*WHAT TO PRODUCE:*
Please give the listing again in its entirety, exactly as written.

*INFORMATION SHOWN:*

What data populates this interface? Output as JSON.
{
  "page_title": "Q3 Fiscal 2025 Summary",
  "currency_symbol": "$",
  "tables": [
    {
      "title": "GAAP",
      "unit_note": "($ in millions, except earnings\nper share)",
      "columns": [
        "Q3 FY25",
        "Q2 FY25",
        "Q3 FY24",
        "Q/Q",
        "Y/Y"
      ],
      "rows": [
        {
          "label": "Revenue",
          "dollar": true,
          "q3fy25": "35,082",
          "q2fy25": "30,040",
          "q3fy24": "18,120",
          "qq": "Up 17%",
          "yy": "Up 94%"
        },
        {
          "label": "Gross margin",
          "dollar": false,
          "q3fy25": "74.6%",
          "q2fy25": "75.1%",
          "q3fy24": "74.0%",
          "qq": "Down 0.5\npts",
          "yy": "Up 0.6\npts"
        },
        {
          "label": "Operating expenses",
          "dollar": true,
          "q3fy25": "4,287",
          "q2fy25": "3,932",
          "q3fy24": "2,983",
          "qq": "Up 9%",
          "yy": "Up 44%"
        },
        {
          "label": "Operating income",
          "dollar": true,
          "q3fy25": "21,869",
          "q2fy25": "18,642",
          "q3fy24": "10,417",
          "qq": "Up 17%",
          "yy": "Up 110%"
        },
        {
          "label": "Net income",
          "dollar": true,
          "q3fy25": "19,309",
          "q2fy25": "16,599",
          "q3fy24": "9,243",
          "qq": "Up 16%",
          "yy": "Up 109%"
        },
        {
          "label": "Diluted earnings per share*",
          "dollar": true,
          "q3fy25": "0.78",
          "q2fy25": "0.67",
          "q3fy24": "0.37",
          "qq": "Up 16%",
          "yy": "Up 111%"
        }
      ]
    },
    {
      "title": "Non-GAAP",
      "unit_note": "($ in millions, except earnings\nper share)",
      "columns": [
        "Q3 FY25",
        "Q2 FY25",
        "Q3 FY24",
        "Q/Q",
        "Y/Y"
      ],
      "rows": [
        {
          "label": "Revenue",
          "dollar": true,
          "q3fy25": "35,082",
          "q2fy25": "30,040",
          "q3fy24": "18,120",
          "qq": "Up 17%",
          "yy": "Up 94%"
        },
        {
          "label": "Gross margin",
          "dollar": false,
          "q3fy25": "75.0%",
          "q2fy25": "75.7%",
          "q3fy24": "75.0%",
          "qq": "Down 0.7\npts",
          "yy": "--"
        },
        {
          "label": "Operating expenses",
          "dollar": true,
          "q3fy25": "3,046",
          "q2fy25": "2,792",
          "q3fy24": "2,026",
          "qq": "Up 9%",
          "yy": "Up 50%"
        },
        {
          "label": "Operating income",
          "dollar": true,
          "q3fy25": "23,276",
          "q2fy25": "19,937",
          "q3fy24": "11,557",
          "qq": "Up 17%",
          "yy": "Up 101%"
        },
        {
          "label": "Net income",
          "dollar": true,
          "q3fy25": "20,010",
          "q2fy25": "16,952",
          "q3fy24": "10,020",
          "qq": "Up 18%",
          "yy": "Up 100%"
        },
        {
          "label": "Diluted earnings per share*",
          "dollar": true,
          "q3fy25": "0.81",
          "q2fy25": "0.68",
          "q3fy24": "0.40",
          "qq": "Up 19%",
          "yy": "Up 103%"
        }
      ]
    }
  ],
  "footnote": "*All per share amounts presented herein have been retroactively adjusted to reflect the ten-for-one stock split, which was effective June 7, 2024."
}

*THE RESPONSE:*
What data populates this interface? Output as JSON.
{
  "page_title": "Q3 Fiscal 2025 Summary",
  "currency_symbol": "$",
  "tables": [
    {
      "title": "GAAP",
      "unit_note": "($ in millions, except earnings\nper share)",
      "columns": [
        "Q3 FY25",
        "Q2 FY25",
        "Q3 FY24",
        "Q/Q",
        "Y/Y"
      ],
      "rows": [
        {
          "label": "Revenue",
          "dollar": true,
          "q3fy25": "35,082",
          "q2fy25": "30,040",
          "q3fy24": "18,120",
          "qq": "Up 17%",
          "yy": "Up 94%"
        },
        {
          "label": "Gross margin",
          "dollar": false,
          "q3fy25": "74.6%",
          "q2fy25": "75.1%",
          "q3fy24": "74.0%",
          "qq": "Down 0.5\npts",
          "yy": "Up 0.6\npts"
        },
        {
          "label": "Operating expenses",
          "dollar": true,
          "q3fy25": "4,287",
          "q2fy25": "3,932",
          "q3fy24": "2,983",
          "qq": "Up 9%",
          "yy": "Up 44%"
        },
        {
          "label": "Operating income",
          "dollar": true,
          "q3fy25": "21,869",
          "q2fy25": "18,642",
          "q3fy24": "10,417",
          "qq": "Up 17%",
          "yy": "Up 110%"
        },
        {
          "label": "Net income",
          "dollar": true,
          "q3fy25": "19,309",
          "q2fy25": "16,599",
          "q3fy24": "9,243",
          "qq": "Up 16%",
          "yy": "Up 109%"
        },
        {
          "label": "Diluted earnings per share*",
          "dollar": true,
          "q3fy25": "0.78",
          "q2fy25": "0.67",
          "q3fy24": "0.37",
          "qq": "Up 16%",
          "yy": "Up 111%"
        }
      ]
    },
    {
      "title": "Non-GAAP",
      "unit_note": "($ in millions, except earnings\nper share)",
      "columns": [
        "Q3 FY25",
        "Q2 FY25",
        "Q3 FY24",
        "Q/Q",
        "Y/Y"
      ],
      "rows": [
        {
          "label": "Revenue",
          "dollar": true,
          "q3fy25": "35,082",
          "q2fy25": "30,040",
          "q3fy24": "18,120",
          "qq": "Up 17%",
          "yy": "Up 94%"
        },
        {
          "label": "Gross margin",
          "dollar": false,
          "q3fy25": "75.0%",
          "q2fy25": "75.7%",
          "q3fy24": "75.0%",
          "qq": "Down 0.7\npts",
          "yy": "--"
        },
        {
          "label": "Operating expenses",
          "dollar": true,
          "q3fy25": "3,046",
          "q2fy25": "2,792",
          "q3fy24": "2,026",
          "qq": "Up 9%",
          "yy": "Up 50%"
        },
        {
          "label": "Operating income",
          "dollar": true,
          "q3fy25": "23,276",
          "q2fy25": "19,937",
          "q3fy24": "11,557",
          "qq": "Up 17%",
          "yy": "Up 101%"
        },
        {
          "label": "Net income",
          "dollar": true,
          "q3fy25": "20,010",
          "q2fy25": "16,952",
          "q3fy24": "10,020",
          "qq": "Up 18%",
          "yy": "Up 100%"
        },
        {
          "label": "Diluted earnings per share*",
          "dollar": true,
          "q3fy25": "0.81",
          "q2fy25": "0.68",
          "q3fy24": "0.40",
          "qq": "Up 19%",
          "yy": "Up 103%"
        }
      ]
    }
  ],
  "footnote": "*All per share amounts presented herein have been retroactively adjusted to reflect the ten-for-one stock split, which was effective June 7, 2024."
}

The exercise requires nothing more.